Work instructions
Comb the records below for the string "does" and copy each line where it turns up.

Provided records
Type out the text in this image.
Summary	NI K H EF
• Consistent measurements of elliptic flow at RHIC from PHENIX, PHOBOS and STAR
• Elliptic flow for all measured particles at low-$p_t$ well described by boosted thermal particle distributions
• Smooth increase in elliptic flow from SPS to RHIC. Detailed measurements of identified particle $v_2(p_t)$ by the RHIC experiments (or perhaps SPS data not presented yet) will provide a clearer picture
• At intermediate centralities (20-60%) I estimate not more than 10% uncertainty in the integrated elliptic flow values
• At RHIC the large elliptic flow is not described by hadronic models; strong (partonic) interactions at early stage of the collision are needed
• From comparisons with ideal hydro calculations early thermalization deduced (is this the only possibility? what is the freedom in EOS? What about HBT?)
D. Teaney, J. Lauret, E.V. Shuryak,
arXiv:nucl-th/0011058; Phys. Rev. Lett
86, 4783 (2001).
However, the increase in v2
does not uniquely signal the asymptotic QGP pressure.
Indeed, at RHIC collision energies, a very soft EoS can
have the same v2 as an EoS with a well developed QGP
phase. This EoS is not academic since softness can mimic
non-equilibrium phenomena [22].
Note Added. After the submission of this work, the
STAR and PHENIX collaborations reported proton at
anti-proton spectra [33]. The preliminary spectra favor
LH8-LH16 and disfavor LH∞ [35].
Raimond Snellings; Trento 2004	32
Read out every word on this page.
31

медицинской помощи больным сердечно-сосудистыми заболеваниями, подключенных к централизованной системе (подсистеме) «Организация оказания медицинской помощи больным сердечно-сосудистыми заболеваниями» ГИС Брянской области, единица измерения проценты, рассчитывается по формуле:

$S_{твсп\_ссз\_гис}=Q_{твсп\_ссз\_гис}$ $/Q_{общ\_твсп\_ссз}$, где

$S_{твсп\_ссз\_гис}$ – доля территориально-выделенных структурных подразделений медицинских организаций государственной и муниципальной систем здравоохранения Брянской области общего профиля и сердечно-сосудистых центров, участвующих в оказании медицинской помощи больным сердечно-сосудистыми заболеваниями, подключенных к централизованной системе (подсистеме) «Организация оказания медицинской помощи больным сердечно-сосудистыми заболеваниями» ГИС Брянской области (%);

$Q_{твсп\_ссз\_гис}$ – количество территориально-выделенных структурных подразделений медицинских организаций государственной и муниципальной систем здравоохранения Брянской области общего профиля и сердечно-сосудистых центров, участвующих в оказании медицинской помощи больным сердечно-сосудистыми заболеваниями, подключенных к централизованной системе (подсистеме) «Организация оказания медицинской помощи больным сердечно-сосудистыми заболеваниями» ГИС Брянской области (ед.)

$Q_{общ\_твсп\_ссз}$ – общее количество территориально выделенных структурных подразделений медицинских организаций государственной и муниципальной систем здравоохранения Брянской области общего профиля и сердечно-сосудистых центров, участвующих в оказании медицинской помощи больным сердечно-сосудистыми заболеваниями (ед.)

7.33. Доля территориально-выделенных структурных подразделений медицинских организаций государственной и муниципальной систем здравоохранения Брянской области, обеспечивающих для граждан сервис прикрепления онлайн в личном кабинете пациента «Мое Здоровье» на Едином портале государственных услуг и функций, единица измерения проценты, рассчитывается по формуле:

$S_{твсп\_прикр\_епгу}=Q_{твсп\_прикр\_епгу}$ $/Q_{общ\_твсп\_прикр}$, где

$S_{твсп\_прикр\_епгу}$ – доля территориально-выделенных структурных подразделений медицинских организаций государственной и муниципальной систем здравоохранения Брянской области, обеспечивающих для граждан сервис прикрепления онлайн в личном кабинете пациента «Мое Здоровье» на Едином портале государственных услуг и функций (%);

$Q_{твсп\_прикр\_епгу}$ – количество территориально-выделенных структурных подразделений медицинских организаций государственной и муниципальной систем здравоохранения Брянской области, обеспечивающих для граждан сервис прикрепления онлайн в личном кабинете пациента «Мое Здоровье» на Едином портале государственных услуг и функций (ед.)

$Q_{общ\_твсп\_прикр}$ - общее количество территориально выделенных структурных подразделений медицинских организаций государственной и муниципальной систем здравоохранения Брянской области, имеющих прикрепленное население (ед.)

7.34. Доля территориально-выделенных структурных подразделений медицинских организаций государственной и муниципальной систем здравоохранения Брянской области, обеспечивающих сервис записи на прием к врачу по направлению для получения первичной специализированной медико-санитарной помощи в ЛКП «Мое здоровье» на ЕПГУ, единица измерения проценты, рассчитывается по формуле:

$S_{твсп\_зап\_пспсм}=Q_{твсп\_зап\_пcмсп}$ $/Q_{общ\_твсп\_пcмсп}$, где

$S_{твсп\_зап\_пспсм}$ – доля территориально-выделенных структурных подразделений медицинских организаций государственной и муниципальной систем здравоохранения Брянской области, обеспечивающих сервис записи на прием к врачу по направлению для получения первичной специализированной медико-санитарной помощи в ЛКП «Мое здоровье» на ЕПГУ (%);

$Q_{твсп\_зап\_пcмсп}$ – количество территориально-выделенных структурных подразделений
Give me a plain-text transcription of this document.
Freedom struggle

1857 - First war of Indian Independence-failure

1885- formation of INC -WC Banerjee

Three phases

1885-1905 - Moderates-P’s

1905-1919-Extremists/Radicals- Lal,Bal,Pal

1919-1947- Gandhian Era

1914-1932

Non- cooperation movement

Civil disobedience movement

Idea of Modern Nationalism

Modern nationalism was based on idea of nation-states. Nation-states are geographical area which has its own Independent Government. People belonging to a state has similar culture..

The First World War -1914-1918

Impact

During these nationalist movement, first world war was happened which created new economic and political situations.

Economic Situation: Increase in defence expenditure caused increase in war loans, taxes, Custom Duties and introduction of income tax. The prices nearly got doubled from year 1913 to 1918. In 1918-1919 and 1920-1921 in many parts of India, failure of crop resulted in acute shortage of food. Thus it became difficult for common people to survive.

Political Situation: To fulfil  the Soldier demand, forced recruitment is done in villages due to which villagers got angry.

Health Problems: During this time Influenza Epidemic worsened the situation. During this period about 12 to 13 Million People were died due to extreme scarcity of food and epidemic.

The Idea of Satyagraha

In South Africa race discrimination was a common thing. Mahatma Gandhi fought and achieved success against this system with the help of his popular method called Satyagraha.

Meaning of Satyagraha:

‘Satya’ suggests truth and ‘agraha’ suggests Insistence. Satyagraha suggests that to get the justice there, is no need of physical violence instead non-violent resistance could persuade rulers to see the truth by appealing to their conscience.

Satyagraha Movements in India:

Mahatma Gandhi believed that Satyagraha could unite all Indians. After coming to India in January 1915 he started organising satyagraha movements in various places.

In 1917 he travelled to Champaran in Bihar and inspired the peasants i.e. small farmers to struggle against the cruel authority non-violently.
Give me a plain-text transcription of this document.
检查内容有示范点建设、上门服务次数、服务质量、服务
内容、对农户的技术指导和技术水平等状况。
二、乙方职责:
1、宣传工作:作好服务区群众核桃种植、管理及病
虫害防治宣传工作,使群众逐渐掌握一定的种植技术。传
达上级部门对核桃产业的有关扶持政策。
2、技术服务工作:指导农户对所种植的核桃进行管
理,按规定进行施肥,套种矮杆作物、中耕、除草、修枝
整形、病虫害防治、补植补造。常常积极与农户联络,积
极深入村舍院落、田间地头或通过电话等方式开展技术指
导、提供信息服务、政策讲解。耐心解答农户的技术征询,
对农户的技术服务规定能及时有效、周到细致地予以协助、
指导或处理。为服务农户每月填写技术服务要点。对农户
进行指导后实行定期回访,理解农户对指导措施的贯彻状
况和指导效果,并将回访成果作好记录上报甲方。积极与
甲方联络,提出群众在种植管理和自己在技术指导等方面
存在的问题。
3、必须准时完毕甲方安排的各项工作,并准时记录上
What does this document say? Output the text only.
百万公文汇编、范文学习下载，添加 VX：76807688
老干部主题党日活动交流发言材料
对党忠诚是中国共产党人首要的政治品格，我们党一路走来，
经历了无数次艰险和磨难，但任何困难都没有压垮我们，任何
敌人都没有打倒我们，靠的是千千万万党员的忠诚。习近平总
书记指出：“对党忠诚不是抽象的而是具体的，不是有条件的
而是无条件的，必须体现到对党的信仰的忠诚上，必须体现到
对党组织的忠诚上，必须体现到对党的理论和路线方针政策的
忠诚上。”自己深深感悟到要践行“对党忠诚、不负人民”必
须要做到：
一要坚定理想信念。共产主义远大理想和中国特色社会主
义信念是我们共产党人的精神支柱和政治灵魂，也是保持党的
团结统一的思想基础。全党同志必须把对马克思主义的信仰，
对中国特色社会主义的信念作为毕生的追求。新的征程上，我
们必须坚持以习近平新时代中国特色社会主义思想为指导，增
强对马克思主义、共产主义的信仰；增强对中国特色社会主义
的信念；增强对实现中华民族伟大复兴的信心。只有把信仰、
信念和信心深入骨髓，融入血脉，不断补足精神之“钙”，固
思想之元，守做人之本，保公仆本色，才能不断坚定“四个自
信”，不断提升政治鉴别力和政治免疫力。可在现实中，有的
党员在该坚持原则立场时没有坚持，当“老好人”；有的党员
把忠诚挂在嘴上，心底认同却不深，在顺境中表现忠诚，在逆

Solution to the exercise
does not uniquely signal the asymptotic QGP pressure.
What does this document say? Output the text only.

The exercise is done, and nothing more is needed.